Stated goal:
Extract all lines that hold the string "Acropole".

Task input:

"""

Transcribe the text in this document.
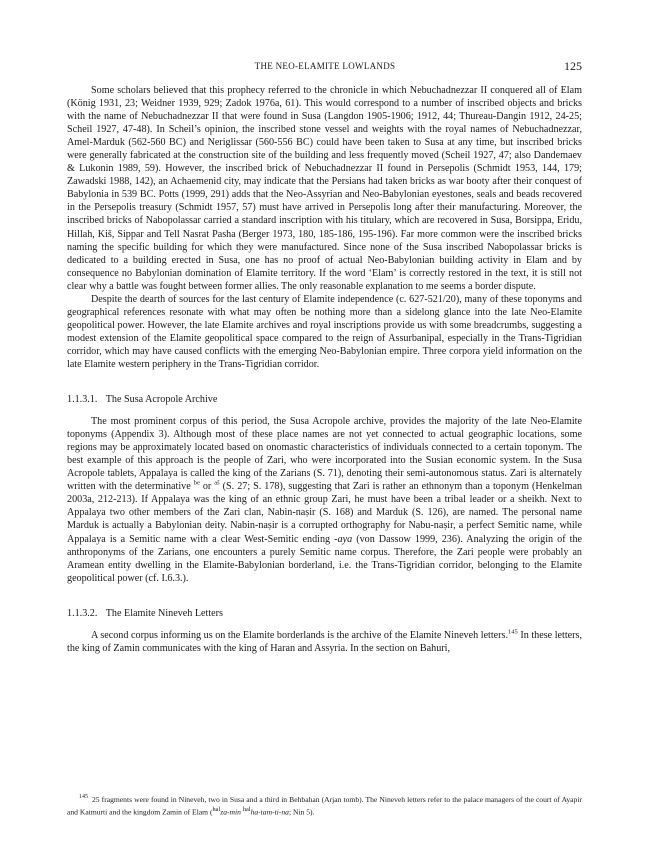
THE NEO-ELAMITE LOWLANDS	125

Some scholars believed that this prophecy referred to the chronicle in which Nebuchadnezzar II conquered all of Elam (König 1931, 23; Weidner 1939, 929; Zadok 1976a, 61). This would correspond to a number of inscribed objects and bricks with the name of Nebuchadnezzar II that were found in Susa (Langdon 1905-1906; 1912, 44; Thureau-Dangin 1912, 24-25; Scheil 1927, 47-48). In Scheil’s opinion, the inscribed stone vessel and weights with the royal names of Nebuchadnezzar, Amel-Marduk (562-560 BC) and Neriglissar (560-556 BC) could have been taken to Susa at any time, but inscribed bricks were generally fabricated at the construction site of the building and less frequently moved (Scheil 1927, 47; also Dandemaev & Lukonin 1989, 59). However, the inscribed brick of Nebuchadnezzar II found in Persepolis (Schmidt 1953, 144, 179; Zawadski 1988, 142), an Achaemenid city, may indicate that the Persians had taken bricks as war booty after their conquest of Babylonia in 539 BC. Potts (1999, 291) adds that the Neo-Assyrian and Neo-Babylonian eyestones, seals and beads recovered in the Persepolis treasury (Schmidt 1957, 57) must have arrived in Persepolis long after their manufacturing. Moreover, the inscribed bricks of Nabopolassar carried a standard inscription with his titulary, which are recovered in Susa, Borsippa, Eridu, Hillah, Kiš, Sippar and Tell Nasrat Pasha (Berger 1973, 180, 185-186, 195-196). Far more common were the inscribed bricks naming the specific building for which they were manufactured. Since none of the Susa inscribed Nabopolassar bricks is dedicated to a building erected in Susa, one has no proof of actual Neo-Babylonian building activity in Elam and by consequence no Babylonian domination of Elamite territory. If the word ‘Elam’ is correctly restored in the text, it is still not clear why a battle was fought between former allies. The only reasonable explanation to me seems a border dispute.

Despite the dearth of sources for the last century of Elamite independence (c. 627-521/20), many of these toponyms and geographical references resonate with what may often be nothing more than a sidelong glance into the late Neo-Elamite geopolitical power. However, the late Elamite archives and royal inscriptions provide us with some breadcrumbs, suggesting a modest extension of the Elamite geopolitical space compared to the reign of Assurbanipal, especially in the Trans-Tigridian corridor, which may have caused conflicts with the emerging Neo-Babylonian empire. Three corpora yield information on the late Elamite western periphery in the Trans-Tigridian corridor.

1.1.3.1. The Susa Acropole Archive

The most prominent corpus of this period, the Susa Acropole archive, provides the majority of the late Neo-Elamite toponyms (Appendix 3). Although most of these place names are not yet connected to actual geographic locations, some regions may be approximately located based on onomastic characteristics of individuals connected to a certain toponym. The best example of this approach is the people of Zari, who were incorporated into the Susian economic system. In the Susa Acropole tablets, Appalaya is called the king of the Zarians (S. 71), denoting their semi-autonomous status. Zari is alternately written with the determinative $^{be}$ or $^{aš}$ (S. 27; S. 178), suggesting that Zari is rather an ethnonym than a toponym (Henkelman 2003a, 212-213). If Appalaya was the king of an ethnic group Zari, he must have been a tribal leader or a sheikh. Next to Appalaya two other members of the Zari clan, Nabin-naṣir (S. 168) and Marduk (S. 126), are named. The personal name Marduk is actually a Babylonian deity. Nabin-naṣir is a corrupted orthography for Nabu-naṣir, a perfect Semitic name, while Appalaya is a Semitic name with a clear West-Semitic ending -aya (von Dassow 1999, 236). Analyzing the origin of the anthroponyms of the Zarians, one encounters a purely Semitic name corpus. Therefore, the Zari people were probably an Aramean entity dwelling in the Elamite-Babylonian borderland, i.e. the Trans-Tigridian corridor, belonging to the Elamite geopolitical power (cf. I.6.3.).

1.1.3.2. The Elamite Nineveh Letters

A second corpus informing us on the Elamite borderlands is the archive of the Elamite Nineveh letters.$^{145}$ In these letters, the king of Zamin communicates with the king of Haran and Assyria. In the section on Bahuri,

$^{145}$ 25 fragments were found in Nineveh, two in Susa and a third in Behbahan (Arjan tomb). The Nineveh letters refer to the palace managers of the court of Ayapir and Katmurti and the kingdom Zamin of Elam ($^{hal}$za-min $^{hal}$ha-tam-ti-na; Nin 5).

"""

Task answer:
1.1.3.1. The Susa Acropole Archive
The most prominent corpus of this period, the Susa Acropole archive, provides the majority of the late Neo-Elamite toponyms (Appendix 3). Although most of these place names are not yet connected to actual geographic locations, some regions may be approximately located based on onomastic characteristics of individuals connected to a certain toponym. The best example of this approach is the people of Zari, who were incorporated into the Susian economic system. In the Susa Acropole tablets, Appalaya is called the king of the Zarians (S. 71), denoting their semi-autonomous status. Zari is alternately written with the determinative $^{be}$ or $^{aš}$ (S. 27; S. 178), suggesting that Zari is rather an ethnonym than a toponym (Henkelman 2003a, 212-213). If Appalaya was the king of an ethnic group Zari, he must have been a tribal leader or a sheikh. Next to Appalaya two other members of the Zari clan, Nabin-naṣir (S. 168) and Marduk (S. 126), are named. The personal name Marduk is actually a Babylonian deity. Nabin-naṣir is a corrupted orthography for Nabu-naṣir, a perfect Semitic name, while Appalaya is a Semitic name with a clear West-Semitic ending -aya (von Dassow 1999, 236). Analyzing the origin of the anthroponyms of the Zarians, one encounters a purely Semitic name corpus. Therefore, the Zari people were probably an Aramean entity dwelling in the Elamite-Babylonian borderland, i.e. the Trans-Tigridian corridor, belonging to the Elamite geopolitical power (cf. I.6.3.).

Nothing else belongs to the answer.